Record extracts

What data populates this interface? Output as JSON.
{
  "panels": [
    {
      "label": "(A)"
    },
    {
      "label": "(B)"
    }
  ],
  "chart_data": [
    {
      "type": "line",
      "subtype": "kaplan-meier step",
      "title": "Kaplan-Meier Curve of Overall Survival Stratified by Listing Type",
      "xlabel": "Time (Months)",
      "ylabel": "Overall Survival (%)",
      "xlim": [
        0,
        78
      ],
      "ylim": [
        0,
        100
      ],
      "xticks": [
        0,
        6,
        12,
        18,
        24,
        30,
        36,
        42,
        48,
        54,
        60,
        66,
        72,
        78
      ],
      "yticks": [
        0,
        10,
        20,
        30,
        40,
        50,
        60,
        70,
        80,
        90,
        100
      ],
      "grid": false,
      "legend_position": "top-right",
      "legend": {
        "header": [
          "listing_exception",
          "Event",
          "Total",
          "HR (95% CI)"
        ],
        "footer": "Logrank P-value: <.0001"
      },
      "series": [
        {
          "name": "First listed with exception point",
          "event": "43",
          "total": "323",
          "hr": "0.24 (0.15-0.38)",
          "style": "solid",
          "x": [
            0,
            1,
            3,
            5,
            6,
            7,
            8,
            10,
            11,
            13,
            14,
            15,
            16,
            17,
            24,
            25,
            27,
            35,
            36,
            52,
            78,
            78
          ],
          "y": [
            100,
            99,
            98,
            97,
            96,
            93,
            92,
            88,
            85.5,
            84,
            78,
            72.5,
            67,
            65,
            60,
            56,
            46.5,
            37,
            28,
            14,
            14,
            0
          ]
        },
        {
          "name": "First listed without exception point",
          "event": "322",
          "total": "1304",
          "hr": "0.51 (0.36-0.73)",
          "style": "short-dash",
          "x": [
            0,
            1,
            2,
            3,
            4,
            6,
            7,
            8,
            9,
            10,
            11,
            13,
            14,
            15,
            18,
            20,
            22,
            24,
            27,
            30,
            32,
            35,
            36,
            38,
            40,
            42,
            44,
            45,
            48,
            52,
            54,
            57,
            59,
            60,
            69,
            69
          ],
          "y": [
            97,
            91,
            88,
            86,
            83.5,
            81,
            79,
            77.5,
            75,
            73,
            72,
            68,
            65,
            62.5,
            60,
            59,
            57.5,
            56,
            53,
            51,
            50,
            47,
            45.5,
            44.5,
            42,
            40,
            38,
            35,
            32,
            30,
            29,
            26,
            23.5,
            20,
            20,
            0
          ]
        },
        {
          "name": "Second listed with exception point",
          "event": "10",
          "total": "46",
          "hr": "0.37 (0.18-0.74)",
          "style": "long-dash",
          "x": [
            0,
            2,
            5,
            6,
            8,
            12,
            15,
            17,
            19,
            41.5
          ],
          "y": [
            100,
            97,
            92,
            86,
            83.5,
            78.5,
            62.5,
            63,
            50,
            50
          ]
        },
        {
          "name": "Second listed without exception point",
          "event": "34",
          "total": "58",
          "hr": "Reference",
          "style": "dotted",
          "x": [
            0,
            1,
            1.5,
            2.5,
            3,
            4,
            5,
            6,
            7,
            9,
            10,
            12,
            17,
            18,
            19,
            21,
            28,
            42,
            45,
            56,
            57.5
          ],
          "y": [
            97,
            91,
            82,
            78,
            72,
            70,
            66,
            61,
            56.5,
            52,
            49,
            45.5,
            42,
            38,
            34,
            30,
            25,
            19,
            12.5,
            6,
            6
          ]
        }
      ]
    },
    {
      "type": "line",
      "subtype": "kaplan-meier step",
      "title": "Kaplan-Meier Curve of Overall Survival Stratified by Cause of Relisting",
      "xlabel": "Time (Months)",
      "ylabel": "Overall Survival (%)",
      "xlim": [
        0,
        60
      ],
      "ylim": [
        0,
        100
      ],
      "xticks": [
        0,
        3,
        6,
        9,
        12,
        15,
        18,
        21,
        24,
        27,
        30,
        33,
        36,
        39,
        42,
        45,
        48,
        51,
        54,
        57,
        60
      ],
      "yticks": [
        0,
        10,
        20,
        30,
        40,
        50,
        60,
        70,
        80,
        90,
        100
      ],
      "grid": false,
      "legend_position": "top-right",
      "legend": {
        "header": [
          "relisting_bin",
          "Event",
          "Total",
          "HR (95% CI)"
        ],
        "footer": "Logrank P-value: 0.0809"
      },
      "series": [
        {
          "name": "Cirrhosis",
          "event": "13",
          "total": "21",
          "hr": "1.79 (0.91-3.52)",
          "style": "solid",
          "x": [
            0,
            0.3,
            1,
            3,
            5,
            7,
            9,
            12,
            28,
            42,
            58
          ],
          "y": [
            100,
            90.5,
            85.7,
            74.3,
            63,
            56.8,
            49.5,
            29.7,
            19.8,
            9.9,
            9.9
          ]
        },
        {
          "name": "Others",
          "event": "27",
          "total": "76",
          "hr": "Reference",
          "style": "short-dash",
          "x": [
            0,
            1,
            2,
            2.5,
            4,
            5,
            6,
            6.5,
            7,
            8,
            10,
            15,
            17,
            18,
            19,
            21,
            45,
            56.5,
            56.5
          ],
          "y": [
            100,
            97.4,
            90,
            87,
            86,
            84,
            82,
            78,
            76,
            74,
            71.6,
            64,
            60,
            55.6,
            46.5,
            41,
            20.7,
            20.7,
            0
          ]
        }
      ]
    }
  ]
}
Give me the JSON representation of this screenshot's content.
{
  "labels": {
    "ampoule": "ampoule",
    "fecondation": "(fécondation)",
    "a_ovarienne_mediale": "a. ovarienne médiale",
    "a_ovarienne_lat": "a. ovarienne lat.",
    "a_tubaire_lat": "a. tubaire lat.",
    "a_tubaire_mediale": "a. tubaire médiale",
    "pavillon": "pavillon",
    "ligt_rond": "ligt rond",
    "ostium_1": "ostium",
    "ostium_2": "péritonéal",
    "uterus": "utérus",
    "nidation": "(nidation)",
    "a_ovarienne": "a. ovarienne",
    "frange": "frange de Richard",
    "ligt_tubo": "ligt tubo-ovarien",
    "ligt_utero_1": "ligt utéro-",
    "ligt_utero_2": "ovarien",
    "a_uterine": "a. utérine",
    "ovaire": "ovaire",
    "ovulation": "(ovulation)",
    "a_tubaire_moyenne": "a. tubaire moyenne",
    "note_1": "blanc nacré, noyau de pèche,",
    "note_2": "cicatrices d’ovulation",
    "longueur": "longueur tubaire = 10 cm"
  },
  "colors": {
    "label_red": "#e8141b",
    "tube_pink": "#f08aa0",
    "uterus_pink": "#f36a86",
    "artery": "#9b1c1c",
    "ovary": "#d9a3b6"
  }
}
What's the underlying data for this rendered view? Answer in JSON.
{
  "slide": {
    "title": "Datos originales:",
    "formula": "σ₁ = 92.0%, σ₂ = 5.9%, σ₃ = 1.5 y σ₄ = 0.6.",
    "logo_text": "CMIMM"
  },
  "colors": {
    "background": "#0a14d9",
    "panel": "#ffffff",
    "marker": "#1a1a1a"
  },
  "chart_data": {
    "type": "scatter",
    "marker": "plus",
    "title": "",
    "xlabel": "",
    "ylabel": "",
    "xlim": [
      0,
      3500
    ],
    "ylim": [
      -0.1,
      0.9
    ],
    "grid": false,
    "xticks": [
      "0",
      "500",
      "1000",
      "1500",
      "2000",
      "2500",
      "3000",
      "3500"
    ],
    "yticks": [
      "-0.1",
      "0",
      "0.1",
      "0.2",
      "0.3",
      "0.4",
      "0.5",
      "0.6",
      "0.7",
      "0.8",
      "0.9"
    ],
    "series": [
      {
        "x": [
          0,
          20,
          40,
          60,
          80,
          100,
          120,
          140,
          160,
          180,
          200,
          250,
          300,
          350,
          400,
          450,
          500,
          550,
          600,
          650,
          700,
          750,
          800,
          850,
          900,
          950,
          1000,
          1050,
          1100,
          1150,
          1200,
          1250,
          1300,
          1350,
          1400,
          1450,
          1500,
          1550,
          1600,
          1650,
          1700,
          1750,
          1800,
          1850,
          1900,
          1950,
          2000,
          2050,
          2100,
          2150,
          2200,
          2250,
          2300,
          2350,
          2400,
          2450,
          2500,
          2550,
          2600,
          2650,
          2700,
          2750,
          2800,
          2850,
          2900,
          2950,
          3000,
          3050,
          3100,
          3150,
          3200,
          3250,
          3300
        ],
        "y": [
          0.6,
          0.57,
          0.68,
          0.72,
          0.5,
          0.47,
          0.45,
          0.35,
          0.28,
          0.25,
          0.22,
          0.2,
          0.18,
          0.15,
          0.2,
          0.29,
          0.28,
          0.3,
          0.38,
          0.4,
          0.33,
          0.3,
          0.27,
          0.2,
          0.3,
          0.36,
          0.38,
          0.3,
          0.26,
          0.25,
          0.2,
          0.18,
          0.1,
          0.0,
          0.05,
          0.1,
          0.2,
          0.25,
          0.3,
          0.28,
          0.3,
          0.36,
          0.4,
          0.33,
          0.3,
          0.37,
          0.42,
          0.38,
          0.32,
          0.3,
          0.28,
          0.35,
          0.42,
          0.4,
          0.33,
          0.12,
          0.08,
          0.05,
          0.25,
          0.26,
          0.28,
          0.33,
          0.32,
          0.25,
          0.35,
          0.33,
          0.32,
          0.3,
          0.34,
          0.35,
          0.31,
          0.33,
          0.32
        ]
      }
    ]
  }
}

Task statement
Identify the lines of the data that contain the word "Logrank". Copy each of them.

Solution to the problem
        "footer": "Logrank P-value: <.0001"
        "footer": "Logrank P-value: 0.0809"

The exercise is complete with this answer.